AIM OF THE EXERCISE: Select all lines holding the word "Statement" from the entries that follow.

----------------------------------------

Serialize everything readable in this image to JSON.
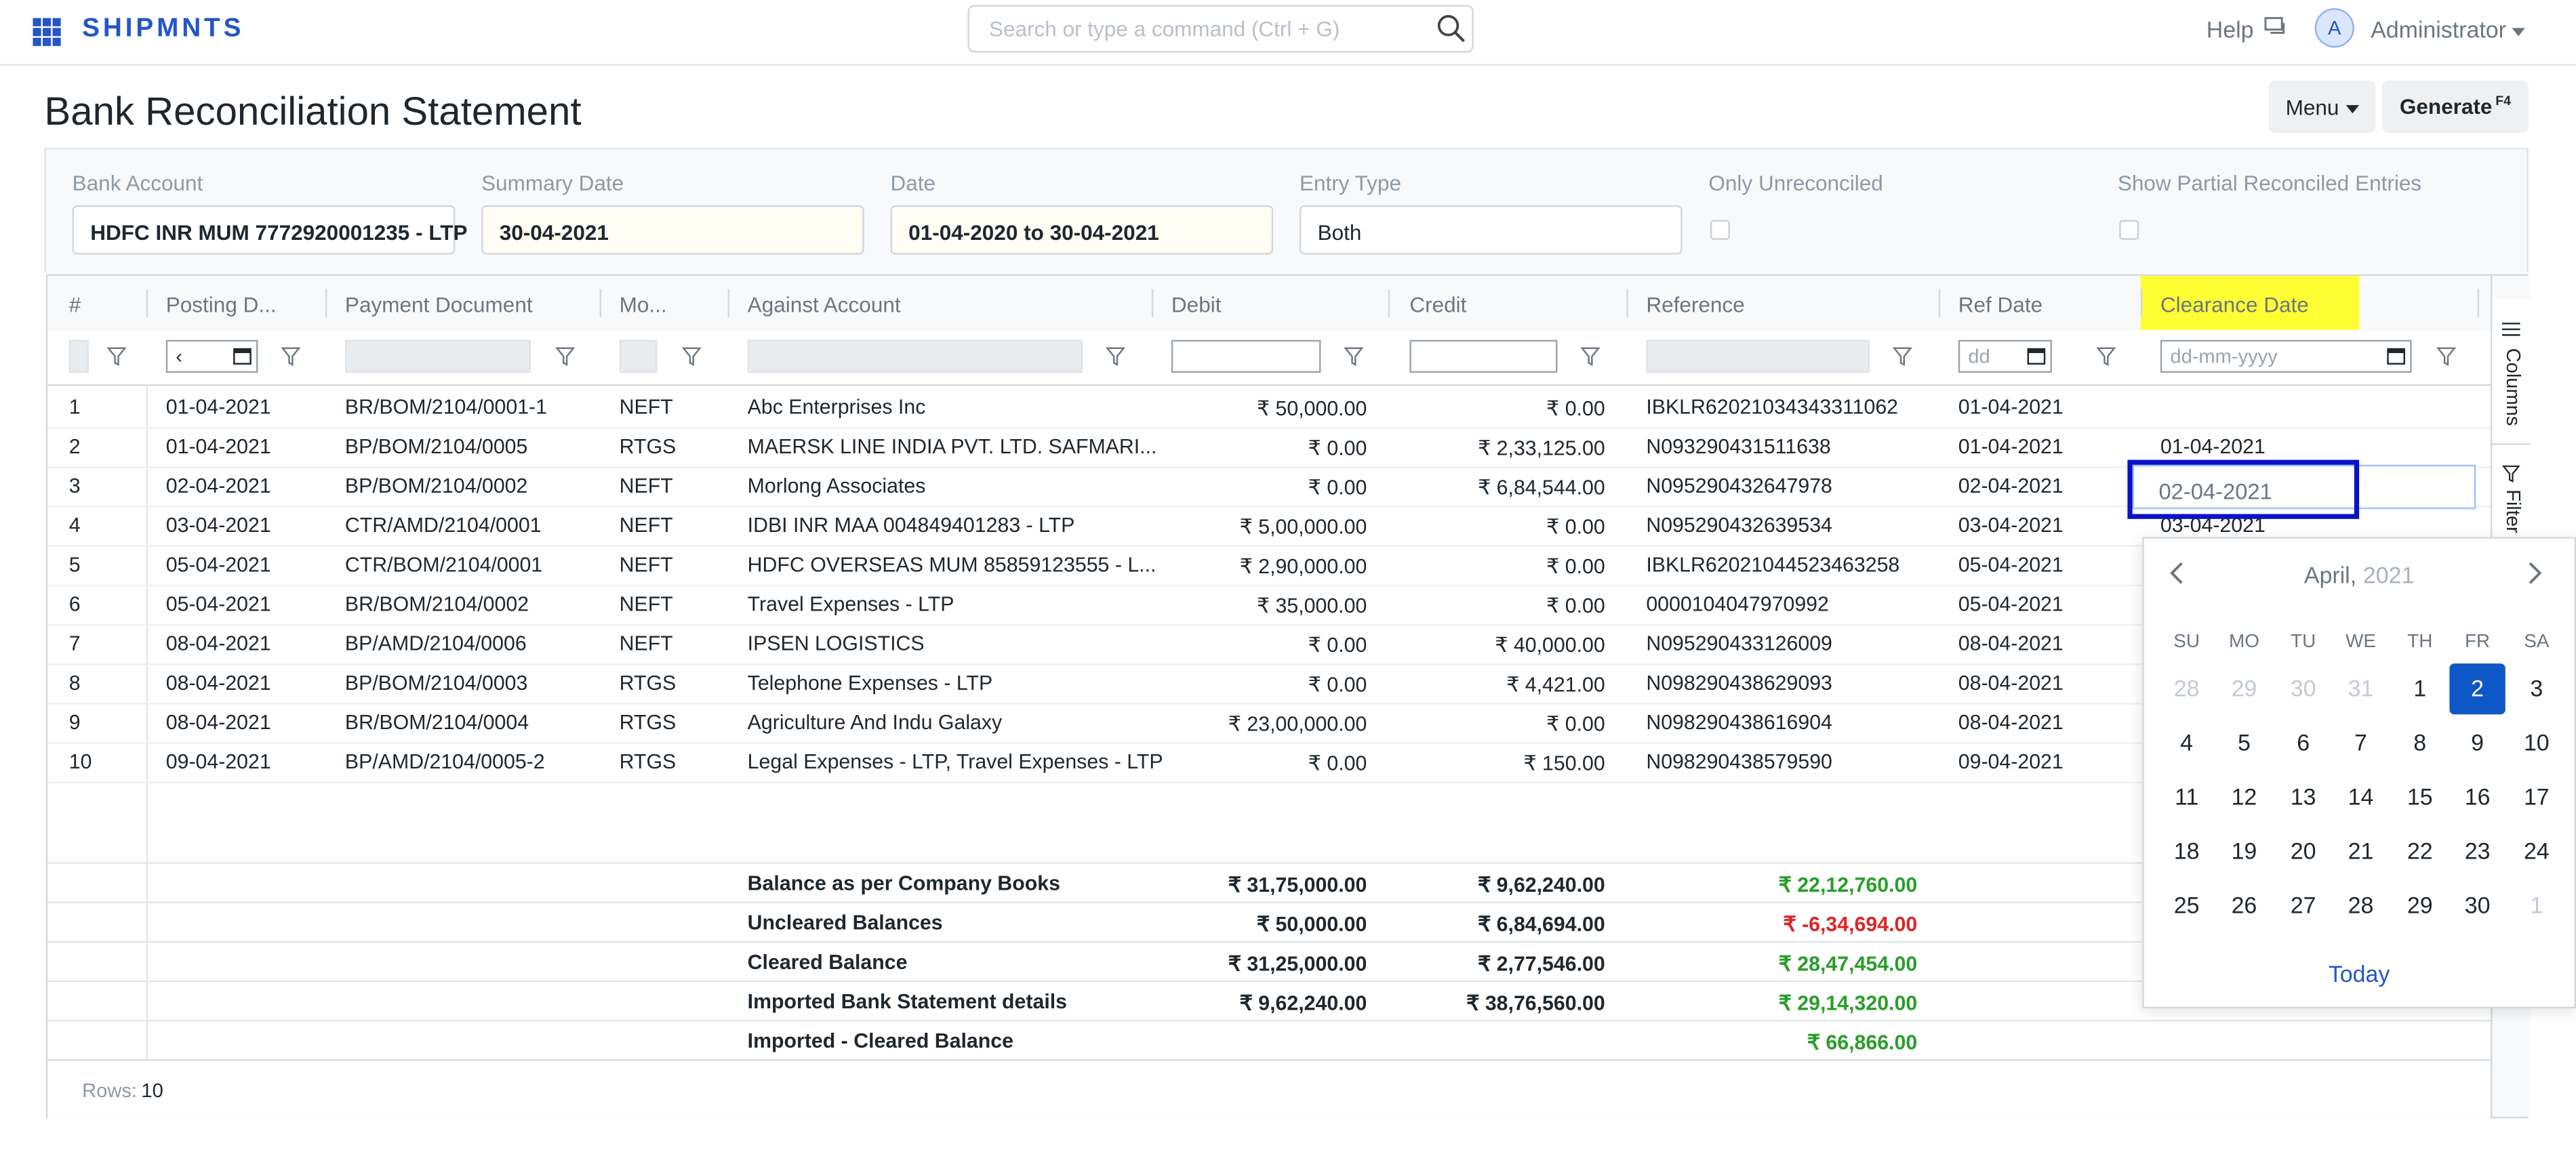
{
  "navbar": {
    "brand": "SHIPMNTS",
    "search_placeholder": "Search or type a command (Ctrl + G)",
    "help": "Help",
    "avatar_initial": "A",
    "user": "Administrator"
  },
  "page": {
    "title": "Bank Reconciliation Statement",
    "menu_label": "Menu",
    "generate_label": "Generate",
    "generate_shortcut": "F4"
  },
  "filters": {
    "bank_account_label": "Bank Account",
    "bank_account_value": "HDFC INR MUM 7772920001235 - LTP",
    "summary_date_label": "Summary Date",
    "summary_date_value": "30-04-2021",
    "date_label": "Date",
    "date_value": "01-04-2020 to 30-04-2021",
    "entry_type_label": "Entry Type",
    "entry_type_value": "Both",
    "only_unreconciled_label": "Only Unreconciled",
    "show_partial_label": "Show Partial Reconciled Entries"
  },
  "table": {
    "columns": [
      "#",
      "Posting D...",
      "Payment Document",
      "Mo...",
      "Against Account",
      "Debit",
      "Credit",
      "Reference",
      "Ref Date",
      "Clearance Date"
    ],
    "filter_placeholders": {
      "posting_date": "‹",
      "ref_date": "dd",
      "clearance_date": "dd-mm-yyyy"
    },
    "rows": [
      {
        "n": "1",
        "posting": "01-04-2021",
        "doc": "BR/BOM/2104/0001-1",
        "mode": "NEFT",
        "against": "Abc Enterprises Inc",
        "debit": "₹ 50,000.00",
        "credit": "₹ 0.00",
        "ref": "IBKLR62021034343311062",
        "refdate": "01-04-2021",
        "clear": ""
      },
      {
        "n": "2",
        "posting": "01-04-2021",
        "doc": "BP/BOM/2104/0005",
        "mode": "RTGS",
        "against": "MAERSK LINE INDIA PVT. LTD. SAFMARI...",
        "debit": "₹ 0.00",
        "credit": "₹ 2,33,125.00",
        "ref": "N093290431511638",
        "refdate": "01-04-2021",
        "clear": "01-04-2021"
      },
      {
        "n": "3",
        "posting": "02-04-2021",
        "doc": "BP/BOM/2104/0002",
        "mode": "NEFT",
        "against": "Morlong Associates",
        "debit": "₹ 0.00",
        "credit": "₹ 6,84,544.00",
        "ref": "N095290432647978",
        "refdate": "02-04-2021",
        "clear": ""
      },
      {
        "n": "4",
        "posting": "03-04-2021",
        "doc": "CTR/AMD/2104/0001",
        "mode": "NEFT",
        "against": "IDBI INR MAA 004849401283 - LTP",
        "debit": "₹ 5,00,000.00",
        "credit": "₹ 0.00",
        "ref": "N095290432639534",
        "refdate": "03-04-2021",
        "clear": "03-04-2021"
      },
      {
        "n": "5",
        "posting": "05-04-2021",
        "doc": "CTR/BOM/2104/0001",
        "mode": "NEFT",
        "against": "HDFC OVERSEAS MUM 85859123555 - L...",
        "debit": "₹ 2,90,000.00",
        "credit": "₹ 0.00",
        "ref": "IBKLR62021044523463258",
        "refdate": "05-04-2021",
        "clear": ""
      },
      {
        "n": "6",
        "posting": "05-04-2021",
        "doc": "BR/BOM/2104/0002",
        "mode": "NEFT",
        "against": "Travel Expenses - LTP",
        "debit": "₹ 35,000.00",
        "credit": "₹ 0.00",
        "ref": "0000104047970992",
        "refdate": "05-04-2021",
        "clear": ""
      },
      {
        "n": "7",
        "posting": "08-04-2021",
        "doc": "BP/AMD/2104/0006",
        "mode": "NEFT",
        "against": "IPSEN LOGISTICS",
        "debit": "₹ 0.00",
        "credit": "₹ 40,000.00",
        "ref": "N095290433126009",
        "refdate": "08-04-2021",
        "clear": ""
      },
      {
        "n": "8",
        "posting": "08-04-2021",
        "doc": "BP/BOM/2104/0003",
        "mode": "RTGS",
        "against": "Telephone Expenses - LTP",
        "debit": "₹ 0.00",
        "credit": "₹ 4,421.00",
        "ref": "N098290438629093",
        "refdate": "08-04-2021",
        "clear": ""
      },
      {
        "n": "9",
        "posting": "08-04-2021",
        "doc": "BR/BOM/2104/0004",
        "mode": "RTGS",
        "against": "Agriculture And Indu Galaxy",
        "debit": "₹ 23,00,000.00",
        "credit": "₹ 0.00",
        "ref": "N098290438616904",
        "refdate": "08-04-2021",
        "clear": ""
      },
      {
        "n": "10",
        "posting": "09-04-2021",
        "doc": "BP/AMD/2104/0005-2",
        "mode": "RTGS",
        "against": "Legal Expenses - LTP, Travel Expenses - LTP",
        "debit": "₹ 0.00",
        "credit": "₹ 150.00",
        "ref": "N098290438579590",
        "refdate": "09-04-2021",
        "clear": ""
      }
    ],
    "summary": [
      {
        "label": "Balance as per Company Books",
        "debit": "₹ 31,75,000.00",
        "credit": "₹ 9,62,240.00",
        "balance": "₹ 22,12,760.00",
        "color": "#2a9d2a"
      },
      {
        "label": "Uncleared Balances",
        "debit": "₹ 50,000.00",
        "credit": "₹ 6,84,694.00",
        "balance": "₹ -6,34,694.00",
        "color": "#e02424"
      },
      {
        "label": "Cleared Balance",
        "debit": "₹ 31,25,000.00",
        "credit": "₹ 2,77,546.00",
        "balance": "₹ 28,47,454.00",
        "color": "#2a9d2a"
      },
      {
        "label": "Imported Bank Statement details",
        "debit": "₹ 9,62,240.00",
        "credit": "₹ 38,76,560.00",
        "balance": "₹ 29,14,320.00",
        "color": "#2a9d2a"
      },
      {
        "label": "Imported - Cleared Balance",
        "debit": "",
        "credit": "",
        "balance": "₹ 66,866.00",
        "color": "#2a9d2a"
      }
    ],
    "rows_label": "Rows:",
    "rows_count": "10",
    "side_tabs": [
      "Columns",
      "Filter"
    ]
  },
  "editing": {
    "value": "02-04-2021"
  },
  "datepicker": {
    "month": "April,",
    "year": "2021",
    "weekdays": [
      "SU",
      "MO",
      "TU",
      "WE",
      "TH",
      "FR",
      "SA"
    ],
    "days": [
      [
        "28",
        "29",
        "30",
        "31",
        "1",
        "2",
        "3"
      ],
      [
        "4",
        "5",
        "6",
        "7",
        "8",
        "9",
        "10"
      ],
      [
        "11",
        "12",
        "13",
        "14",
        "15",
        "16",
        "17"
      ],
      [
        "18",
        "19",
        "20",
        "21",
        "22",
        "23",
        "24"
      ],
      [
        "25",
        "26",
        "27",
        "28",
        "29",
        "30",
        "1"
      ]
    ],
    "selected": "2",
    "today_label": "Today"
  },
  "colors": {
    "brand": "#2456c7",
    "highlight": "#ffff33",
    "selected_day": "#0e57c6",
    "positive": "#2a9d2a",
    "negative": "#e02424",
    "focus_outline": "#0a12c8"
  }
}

----------------------------------------

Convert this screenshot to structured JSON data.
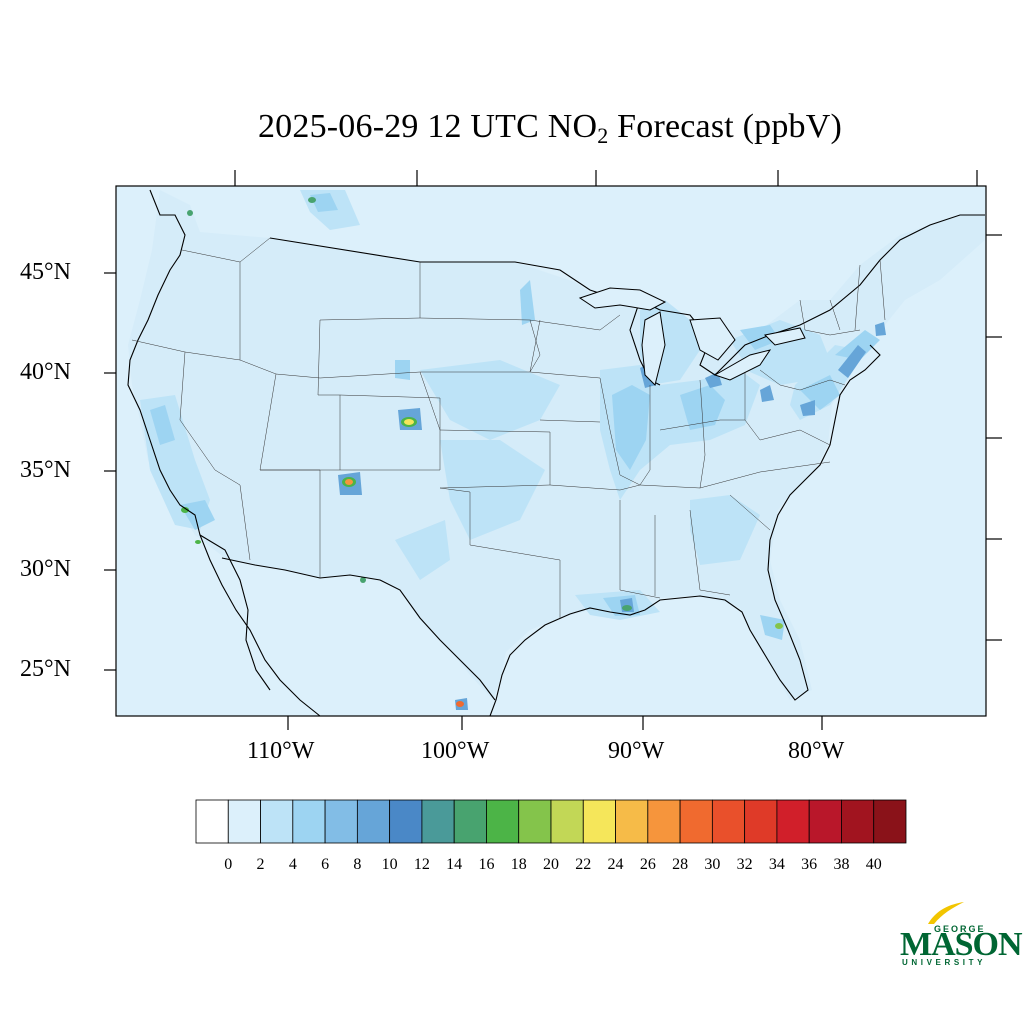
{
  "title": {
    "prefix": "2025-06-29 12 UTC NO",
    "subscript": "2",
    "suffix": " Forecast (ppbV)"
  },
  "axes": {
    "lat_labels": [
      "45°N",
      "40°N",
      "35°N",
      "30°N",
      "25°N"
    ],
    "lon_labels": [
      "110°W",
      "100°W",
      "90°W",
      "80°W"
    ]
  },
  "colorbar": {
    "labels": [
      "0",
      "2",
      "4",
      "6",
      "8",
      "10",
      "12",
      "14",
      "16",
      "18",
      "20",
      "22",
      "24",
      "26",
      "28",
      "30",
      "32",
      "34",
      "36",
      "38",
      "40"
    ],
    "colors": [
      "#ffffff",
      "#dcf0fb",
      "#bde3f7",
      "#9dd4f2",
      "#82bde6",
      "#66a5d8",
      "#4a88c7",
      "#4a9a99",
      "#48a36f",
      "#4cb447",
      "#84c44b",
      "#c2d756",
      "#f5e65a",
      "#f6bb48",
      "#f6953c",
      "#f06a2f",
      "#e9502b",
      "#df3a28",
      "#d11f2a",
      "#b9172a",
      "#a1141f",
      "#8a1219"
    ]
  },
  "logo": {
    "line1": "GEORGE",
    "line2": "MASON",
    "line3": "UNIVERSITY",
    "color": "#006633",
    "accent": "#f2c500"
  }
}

----------------------------------------

EXERCISE RESPONSE:
    "title": "Bank Reconciliation Statement",
        "label": "Imported Bank Statement details",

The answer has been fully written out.